§ Exercise brief
Copy every record word for word.

>> Begin Data for processing

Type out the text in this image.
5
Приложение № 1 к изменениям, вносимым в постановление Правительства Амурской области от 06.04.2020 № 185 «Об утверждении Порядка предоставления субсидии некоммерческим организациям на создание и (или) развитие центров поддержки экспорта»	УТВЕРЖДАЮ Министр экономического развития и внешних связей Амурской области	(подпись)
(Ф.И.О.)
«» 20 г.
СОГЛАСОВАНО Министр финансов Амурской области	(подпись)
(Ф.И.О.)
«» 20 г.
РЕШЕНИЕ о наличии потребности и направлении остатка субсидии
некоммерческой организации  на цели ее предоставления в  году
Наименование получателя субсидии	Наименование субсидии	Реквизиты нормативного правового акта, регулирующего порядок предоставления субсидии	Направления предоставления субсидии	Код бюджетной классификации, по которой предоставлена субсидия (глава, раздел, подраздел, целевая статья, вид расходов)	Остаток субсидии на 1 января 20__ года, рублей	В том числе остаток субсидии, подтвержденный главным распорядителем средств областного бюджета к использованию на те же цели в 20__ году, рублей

>> End Data for processing

§ Completed exercise
Type out the text in this image.
5
Приложение № 1 к изменениям, вносимым в постановление Правительства Амурской области от 06.04.2020 № 185 «Об утверждении Порядка предоставления субсидии некоммерческим организациям на создание и (или) развитие центров поддержки экспорта»	УТВЕРЖДАЮ Министр экономического развития и внешних связей Амурской области	(подпись)
(Ф.И.О.)
«» 20 г.
СОГЛАСОВАНО Министр финансов Амурской области	(подпись)
(Ф.И.О.)
«» 20 г.
РЕШЕНИЕ о наличии потребности и направлении остатка субсидии
некоммерческой организации  на цели ее предоставления в  году
Наименование получателя субсидии	Наименование субсидии	Реквизиты нормативного правового акта, регулирующего порядок предоставления субсидии	Направления предоставления субсидии	Код бюджетной классификации, по которой предоставлена субсидия (глава, раздел, подраздел, целевая статья, вид расходов)	Остаток субсидии на 1 января 20__ года, рублей	В том числе остаток субсидии, подтвержденный главным распорядителем средств областного бюджета к использованию на те же цели в 20__ году, рублей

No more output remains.